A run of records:

┏━━

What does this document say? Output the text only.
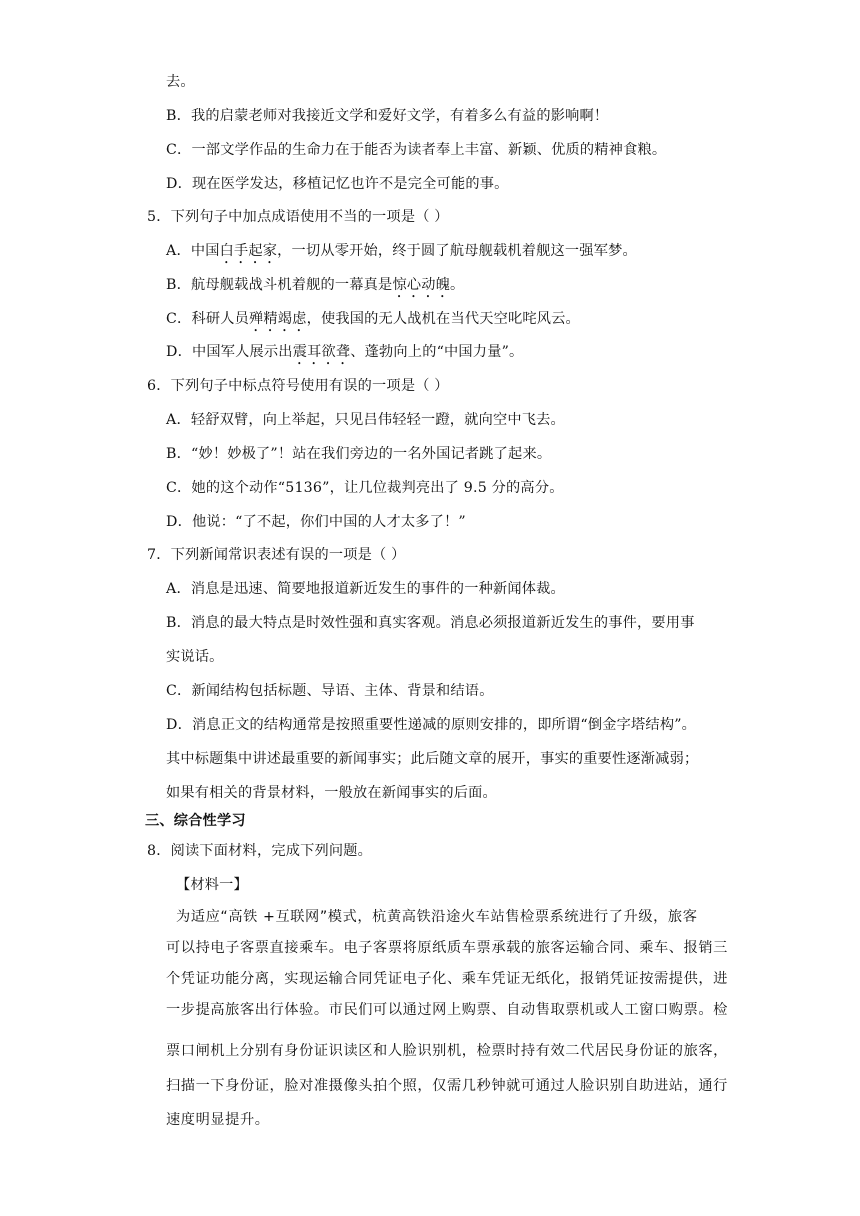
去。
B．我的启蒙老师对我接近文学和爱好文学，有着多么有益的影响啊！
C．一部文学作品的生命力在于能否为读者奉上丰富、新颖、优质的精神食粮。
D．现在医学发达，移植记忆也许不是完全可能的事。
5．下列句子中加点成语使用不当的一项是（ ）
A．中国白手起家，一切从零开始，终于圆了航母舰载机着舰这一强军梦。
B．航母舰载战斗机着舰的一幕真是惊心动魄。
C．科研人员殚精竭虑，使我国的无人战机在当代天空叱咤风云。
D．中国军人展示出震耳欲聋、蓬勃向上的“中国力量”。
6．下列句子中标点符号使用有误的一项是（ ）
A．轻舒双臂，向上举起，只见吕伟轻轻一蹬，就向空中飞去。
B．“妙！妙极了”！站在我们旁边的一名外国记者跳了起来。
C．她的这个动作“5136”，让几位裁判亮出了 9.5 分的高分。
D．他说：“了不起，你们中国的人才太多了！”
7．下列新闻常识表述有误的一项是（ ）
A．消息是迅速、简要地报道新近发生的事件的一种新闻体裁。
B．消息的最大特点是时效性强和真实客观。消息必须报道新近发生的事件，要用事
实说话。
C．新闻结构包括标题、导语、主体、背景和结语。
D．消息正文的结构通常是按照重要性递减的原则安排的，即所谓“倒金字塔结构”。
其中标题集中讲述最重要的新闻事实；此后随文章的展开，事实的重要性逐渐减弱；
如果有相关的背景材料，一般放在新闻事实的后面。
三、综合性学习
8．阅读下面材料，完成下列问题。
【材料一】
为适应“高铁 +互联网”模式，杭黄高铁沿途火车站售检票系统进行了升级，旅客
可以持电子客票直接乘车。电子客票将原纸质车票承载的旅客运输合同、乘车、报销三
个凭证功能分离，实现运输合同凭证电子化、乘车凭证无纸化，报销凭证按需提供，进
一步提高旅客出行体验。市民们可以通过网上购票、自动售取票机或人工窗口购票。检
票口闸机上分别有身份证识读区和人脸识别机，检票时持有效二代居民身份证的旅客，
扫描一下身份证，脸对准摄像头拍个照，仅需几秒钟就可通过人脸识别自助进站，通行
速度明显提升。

┗━━

Your task is to repeat the data above exactly while excluding the pictures.

FINISHED TASK:
What does this document say? Output the text only.
去。
B．我的启蒙老师对我接近文学和爱好文学，有着多么有益的影响啊！
C．一部文学作品的生命力在于能否为读者奉上丰富、新颖、优质的精神食粮。
D．现在医学发达，移植记忆也许不是完全可能的事。
5．下列句子中加点成语使用不当的一项是（ ）
A．中国白手起家，一切从零开始，终于圆了航母舰载机着舰这一强军梦。
B．航母舰载战斗机着舰的一幕真是惊心动魄。
C．科研人员殚精竭虑，使我国的无人战机在当代天空叱咤风云。
D．中国军人展示出震耳欲聋、蓬勃向上的“中国力量”。
6．下列句子中标点符号使用有误的一项是（ ）
A．轻舒双臂，向上举起，只见吕伟轻轻一蹬，就向空中飞去。
B．“妙！妙极了”！站在我们旁边的一名外国记者跳了起来。
C．她的这个动作“5136”，让几位裁判亮出了 9.5 分的高分。
D．他说：“了不起，你们中国的人才太多了！”
7．下列新闻常识表述有误的一项是（ ）
A．消息是迅速、简要地报道新近发生的事件的一种新闻体裁。
B．消息的最大特点是时效性强和真实客观。消息必须报道新近发生的事件，要用事
实说话。
C．新闻结构包括标题、导语、主体、背景和结语。
D．消息正文的结构通常是按照重要性递减的原则安排的，即所谓“倒金字塔结构”。
其中标题集中讲述最重要的新闻事实；此后随文章的展开，事实的重要性逐渐减弱；
如果有相关的背景材料，一般放在新闻事实的后面。
三、综合性学习
8．阅读下面材料，完成下列问题。
【材料一】
为适应“高铁 +互联网”模式，杭黄高铁沿途火车站售检票系统进行了升级，旅客
可以持电子客票直接乘车。电子客票将原纸质车票承载的旅客运输合同、乘车、报销三
个凭证功能分离，实现运输合同凭证电子化、乘车凭证无纸化，报销凭证按需提供，进
一步提高旅客出行体验。市民们可以通过网上购票、自动售取票机或人工窗口购票。检
票口闸机上分别有身份证识读区和人脸识别机，检票时持有效二代居民身份证的旅客，
扫描一下身份证，脸对准摄像头拍个照，仅需几秒钟就可通过人脸识别自助进站，通行
速度明显提升。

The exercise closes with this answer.